> WHAT YOU SHOULD DO
Restate the listing below word for word, omitting any images.

> INPUT DATA
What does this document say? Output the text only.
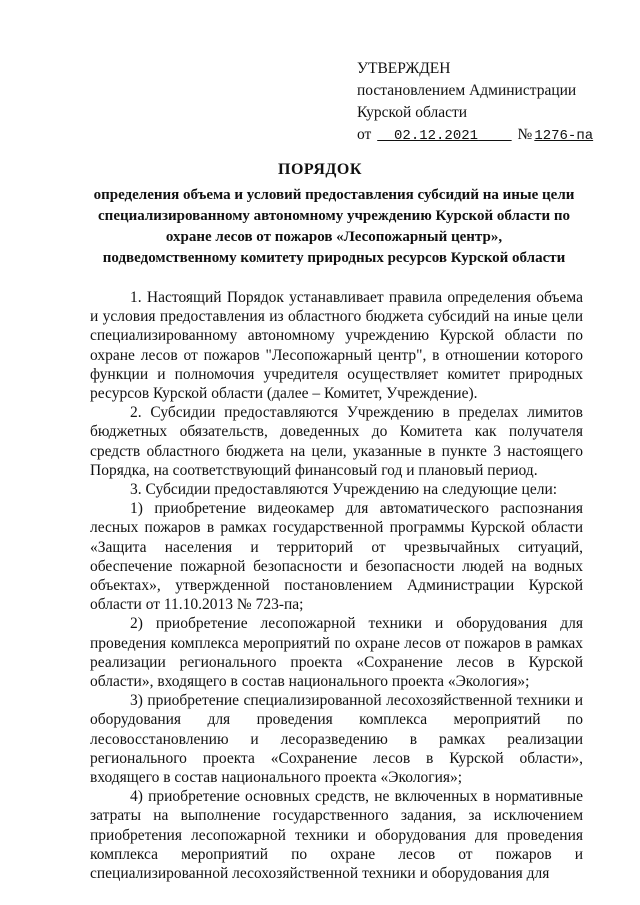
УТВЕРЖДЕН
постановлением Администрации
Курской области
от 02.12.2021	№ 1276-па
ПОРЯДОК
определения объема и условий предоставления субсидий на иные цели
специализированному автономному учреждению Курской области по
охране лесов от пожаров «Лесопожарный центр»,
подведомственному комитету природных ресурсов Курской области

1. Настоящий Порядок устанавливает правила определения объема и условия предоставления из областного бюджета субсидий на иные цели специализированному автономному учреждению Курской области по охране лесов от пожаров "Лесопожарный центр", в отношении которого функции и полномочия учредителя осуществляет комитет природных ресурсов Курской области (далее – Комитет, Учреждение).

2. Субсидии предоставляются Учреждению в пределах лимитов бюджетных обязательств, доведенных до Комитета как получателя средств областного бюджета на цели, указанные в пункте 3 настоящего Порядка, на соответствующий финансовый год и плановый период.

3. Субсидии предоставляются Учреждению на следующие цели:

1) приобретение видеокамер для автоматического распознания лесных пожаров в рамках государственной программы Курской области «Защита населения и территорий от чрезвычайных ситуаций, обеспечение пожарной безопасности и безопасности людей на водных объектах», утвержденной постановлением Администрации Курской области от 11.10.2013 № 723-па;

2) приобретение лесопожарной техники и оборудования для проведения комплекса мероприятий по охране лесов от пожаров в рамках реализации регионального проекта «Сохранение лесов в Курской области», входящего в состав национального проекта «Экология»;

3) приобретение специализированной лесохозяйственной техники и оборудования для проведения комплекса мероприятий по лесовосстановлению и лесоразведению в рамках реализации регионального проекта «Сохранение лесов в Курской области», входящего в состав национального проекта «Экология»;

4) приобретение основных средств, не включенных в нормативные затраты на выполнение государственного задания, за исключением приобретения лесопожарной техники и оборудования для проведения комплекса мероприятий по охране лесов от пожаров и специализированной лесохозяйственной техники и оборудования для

> WORKED ANSWER
What does this document say? Output the text only.
УТВЕРЖДЕН
постановлением Администрации
Курской области
от 02.12.2021	№ 1276-па
ПОРЯДОК
определения объема и условий предоставления субсидий на иные цели
специализированному автономному учреждению Курской области по
охране лесов от пожаров «Лесопожарный центр»,
подведомственному комитету природных ресурсов Курской области

1. Настоящий Порядок устанавливает правила определения объема и условия предоставления из областного бюджета субсидий на иные цели специализированному автономному учреждению Курской области по охране лесов от пожаров "Лесопожарный центр", в отношении которого функции и полномочия учредителя осуществляет комитет природных ресурсов Курской области (далее – Комитет, Учреждение).

2. Субсидии предоставляются Учреждению в пределах лимитов бюджетных обязательств, доведенных до Комитета как получателя средств областного бюджета на цели, указанные в пункте 3 настоящего Порядка, на соответствующий финансовый год и плановый период.

3. Субсидии предоставляются Учреждению на следующие цели:

1) приобретение видеокамер для автоматического распознания лесных пожаров в рамках государственной программы Курской области «Защита населения и территорий от чрезвычайных ситуаций, обеспечение пожарной безопасности и безопасности людей на водных объектах», утвержденной постановлением Администрации Курской области от 11.10.2013 № 723-па;

2) приобретение лесопожарной техники и оборудования для проведения комплекса мероприятий по охране лесов от пожаров в рамках реализации регионального проекта «Сохранение лесов в Курской области», входящего в состав национального проекта «Экология»;

3) приобретение специализированной лесохозяйственной техники и оборудования для проведения комплекса мероприятий по лесовосстановлению и лесоразведению в рамках реализации регионального проекта «Сохранение лесов в Курской области», входящего в состав национального проекта «Экология»;

4) приобретение основных средств, не включенных в нормативные затраты на выполнение государственного задания, за исключением приобретения лесопожарной техники и оборудования для проведения комплекса мероприятий по охране лесов от пожаров и специализированной лесохозяйственной техники и оборудования для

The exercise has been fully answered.